▸ Problem
Using the records below, report how many lines hold "this", with no extra text.

☆ ☆ ☆ ☆ ☆

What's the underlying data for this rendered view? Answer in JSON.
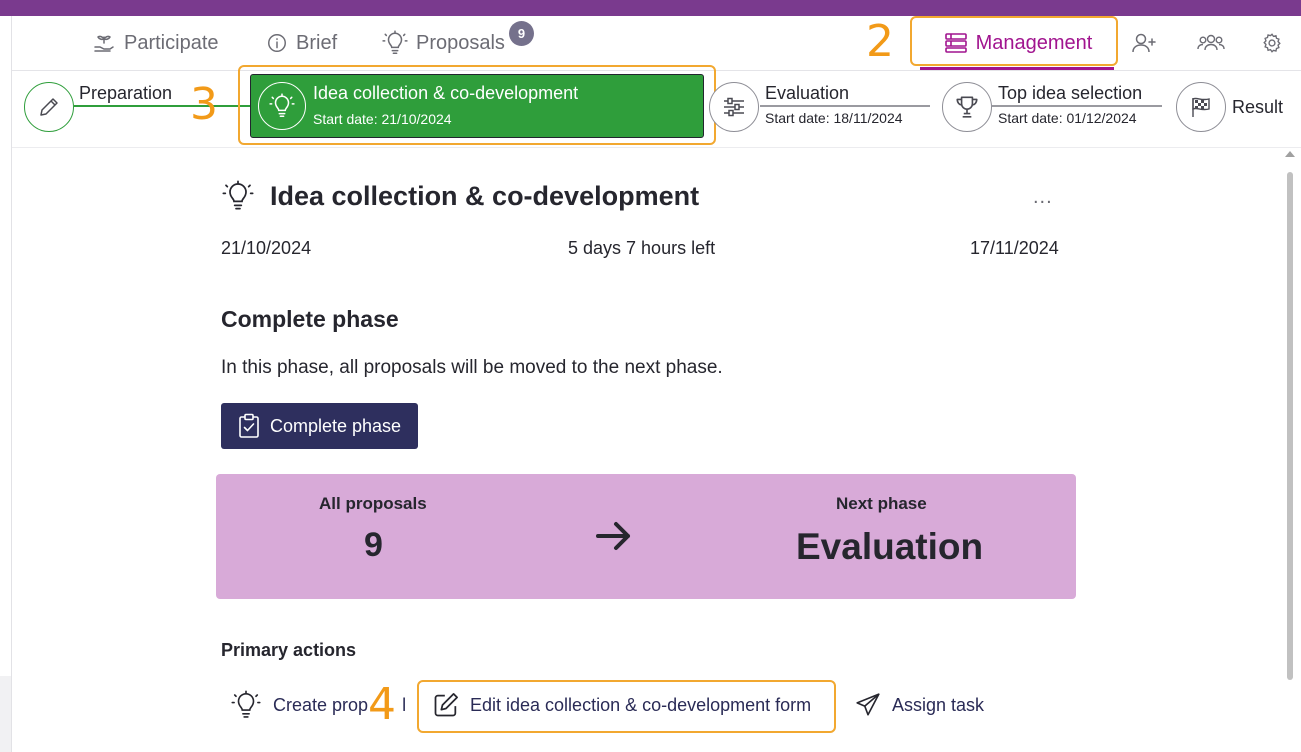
{
  "nav": {
    "tabs": [
      {
        "label": "Participate",
        "icon": "sprout-hand-icon"
      },
      {
        "label": "Brief",
        "icon": "info-icon"
      },
      {
        "label": "Proposals",
        "icon": "lightbulb-icon",
        "badge": "9"
      },
      {
        "label": "Management",
        "icon": "layout-list-icon",
        "active": true
      }
    ],
    "icons": [
      "add-user-icon",
      "group-icon",
      "settings-gear-icon"
    ]
  },
  "annotations": {
    "n2": "2",
    "n3": "3",
    "n4": "4",
    "color": "#f2a830"
  },
  "phases": [
    {
      "label": "Preparation",
      "date": "",
      "icon": "pencil-icon",
      "status": "done"
    },
    {
      "label": "Idea collection & co-development",
      "date": "Start date: 21/10/2024",
      "icon": "lightbulb-icon",
      "status": "active"
    },
    {
      "label": "Evaluation",
      "date": "Start date: 18/11/2024",
      "icon": "sliders-icon",
      "status": "upcoming"
    },
    {
      "label": "Top idea selection",
      "date": "Start date: 01/12/2024",
      "icon": "trophy-icon",
      "status": "upcoming"
    },
    {
      "label": "Result",
      "date": "",
      "icon": "checkered-flag-icon",
      "status": "upcoming"
    }
  ],
  "main": {
    "title": "Idea collection & co-development",
    "more": "...",
    "start_date": "21/10/2024",
    "time_left": "5 days 7 hours left",
    "end_date": "17/11/2024",
    "section_title": "Complete phase",
    "description": "In this phase, all proposals will be moved to the next phase.",
    "complete_button": "Complete phase"
  },
  "summary": {
    "all_label": "All proposals",
    "all_value": "9",
    "next_label": "Next phase",
    "next_value": "Evaluation",
    "background": "#d8aad8"
  },
  "primary_actions": {
    "heading": "Primary actions",
    "create": "Create prop",
    "create_tail": "l",
    "edit": "Edit idea collection & co-development form",
    "assign": "Assign task"
  },
  "colors": {
    "brand_purple": "#7a3a8e",
    "management_magenta": "#a1148f",
    "active_green": "#2f9e3b",
    "button_navy": "#2e2f5e"
  }
}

☆ ☆ ☆ ☆ ☆

▸ Expected answer
2